Raw records —
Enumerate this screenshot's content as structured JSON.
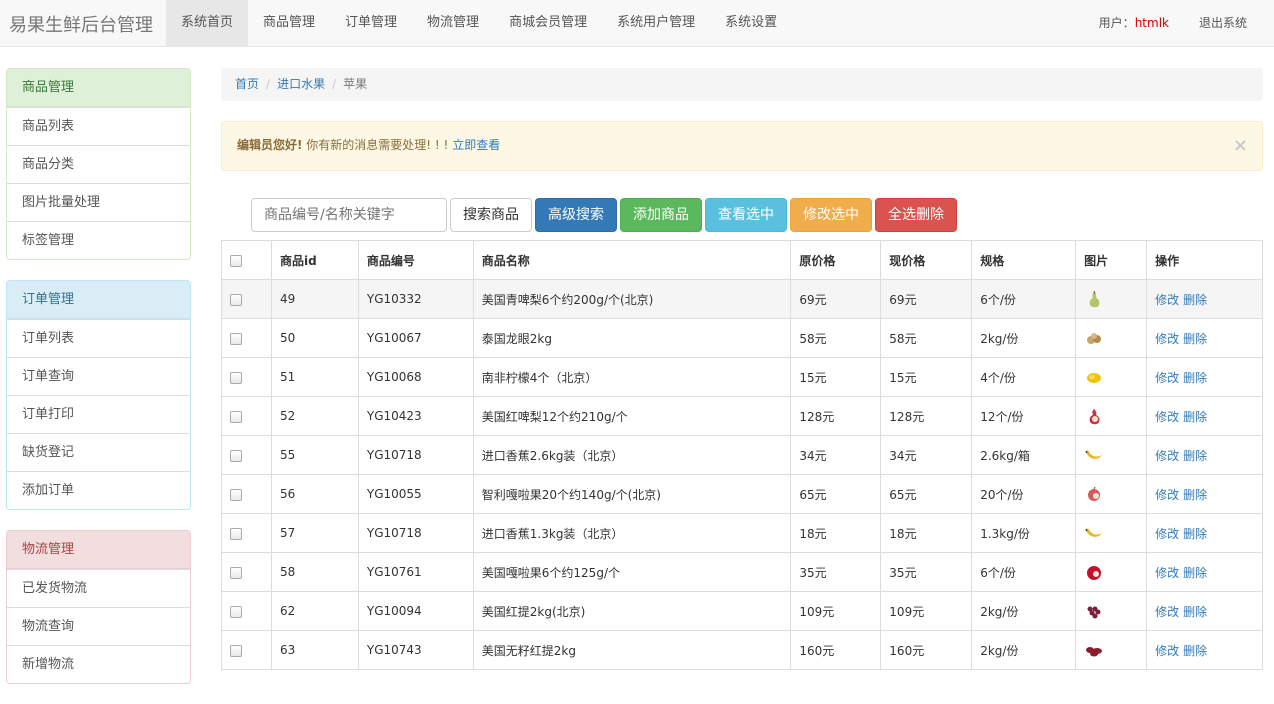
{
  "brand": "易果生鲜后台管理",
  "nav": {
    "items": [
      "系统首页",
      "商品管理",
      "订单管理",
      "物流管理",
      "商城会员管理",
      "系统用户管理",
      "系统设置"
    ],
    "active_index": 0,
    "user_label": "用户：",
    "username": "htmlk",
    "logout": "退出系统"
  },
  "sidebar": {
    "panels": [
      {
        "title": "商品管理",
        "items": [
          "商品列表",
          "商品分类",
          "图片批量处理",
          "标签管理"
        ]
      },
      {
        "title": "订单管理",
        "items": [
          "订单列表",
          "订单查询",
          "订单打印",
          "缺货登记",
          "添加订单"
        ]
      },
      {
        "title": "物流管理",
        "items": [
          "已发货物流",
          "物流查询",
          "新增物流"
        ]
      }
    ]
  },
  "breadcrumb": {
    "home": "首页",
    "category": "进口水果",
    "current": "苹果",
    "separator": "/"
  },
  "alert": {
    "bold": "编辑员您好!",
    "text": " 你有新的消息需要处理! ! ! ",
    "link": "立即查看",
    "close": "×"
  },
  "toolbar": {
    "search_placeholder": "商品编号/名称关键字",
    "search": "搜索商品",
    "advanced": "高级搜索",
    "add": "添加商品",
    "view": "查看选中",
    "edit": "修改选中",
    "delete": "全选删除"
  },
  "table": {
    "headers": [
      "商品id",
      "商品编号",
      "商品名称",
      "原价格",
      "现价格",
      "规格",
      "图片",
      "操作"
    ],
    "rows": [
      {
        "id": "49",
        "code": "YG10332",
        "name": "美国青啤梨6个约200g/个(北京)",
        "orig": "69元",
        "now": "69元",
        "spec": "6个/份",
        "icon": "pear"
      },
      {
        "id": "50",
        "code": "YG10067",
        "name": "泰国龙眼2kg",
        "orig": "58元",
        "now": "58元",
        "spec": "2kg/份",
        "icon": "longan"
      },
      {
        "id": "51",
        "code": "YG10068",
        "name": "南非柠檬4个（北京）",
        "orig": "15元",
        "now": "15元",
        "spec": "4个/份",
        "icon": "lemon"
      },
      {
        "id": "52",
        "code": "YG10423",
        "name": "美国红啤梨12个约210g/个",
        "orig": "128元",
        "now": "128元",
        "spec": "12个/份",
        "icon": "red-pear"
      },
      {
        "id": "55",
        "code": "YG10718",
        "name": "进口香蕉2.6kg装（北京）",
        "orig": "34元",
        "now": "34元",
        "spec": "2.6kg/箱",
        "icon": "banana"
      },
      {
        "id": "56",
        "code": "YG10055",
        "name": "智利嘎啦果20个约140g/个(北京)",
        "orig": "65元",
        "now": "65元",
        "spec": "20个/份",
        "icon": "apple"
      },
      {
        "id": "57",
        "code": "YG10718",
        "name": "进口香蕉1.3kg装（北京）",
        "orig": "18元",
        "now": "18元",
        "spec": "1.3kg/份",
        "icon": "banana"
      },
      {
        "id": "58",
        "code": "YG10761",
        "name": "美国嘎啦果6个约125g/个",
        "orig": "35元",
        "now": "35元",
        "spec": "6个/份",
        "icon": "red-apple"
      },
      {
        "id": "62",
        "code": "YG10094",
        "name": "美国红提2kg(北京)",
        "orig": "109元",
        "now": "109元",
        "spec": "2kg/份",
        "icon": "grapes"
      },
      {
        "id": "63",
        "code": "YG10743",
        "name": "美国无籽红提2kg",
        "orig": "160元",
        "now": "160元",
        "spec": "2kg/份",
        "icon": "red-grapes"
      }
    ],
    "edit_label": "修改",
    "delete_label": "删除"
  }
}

Required task — Skip the pictures and transcribe the rest of the records exactly.

Output below —
Enumerate this screenshot's content as structured JSON.
{
  "brand": "易果生鲜后台管理",
  "nav": {
    "items": [
      "系统首页",
      "商品管理",
      "订单管理",
      "物流管理",
      "商城会员管理",
      "系统用户管理",
      "系统设置"
    ],
    "active_index": 0,
    "user_label": "用户：",
    "username": "htmlk",
    "logout": "退出系统"
  },
  "sidebar": {
    "panels": [
      {
        "title": "商品管理",
        "items": [
          "商品列表",
          "商品分类",
          "图片批量处理",
          "标签管理"
        ]
      },
      {
        "title": "订单管理",
        "items": [
          "订单列表",
          "订单查询",
          "订单打印",
          "缺货登记",
          "添加订单"
        ]
      },
      {
        "title": "物流管理",
        "items": [
          "已发货物流",
          "物流查询",
          "新增物流"
        ]
      }
    ]
  },
  "breadcrumb": {
    "home": "首页",
    "category": "进口水果",
    "current": "苹果",
    "separator": "/"
  },
  "alert": {
    "bold": "编辑员您好!",
    "text": " 你有新的消息需要处理! ! ! ",
    "link": "立即查看",
    "close": "×"
  },
  "toolbar": {
    "search_placeholder": "商品编号/名称关键字",
    "search": "搜索商品",
    "advanced": "高级搜索",
    "add": "添加商品",
    "view": "查看选中",
    "edit": "修改选中",
    "delete": "全选删除"
  },
  "table": {
    "headers": [
      "商品id",
      "商品编号",
      "商品名称",
      "原价格",
      "现价格",
      "规格",
      "图片",
      "操作"
    ],
    "rows": [
      {
        "id": "49",
        "code": "YG10332",
        "name": "美国青啤梨6个约200g/个(北京)",
        "orig": "69元",
        "now": "69元",
        "spec": "6个/份",
        "icon": "pear"
      },
      {
        "id": "50",
        "code": "YG10067",
        "name": "泰国龙眼2kg",
        "orig": "58元",
        "now": "58元",
        "spec": "2kg/份",
        "icon": "longan"
      },
      {
        "id": "51",
        "code": "YG10068",
        "name": "南非柠檬4个（北京）",
        "orig": "15元",
        "now": "15元",
        "spec": "4个/份",
        "icon": "lemon"
      },
      {
        "id": "52",
        "code": "YG10423",
        "name": "美国红啤梨12个约210g/个",
        "orig": "128元",
        "now": "128元",
        "spec": "12个/份",
        "icon": "red-pear"
      },
      {
        "id": "55",
        "code": "YG10718",
        "name": "进口香蕉2.6kg装（北京）",
        "orig": "34元",
        "now": "34元",
        "spec": "2.6kg/箱",
        "icon": "banana"
      },
      {
        "id": "56",
        "code": "YG10055",
        "name": "智利嘎啦果20个约140g/个(北京)",
        "orig": "65元",
        "now": "65元",
        "spec": "20个/份",
        "icon": "apple"
      },
      {
        "id": "57",
        "code": "YG10718",
        "name": "进口香蕉1.3kg装（北京）",
        "orig": "18元",
        "now": "18元",
        "spec": "1.3kg/份",
        "icon": "banana"
      },
      {
        "id": "58",
        "code": "YG10761",
        "name": "美国嘎啦果6个约125g/个",
        "orig": "35元",
        "now": "35元",
        "spec": "6个/份",
        "icon": "red-apple"
      },
      {
        "id": "62",
        "code": "YG10094",
        "name": "美国红提2kg(北京)",
        "orig": "109元",
        "now": "109元",
        "spec": "2kg/份",
        "icon": "grapes"
      },
      {
        "id": "63",
        "code": "YG10743",
        "name": "美国无籽红提2kg",
        "orig": "160元",
        "now": "160元",
        "spec": "2kg/份",
        "icon": "red-grapes"
      }
    ],
    "edit_label": "修改",
    "delete_label": "删除"
  }
}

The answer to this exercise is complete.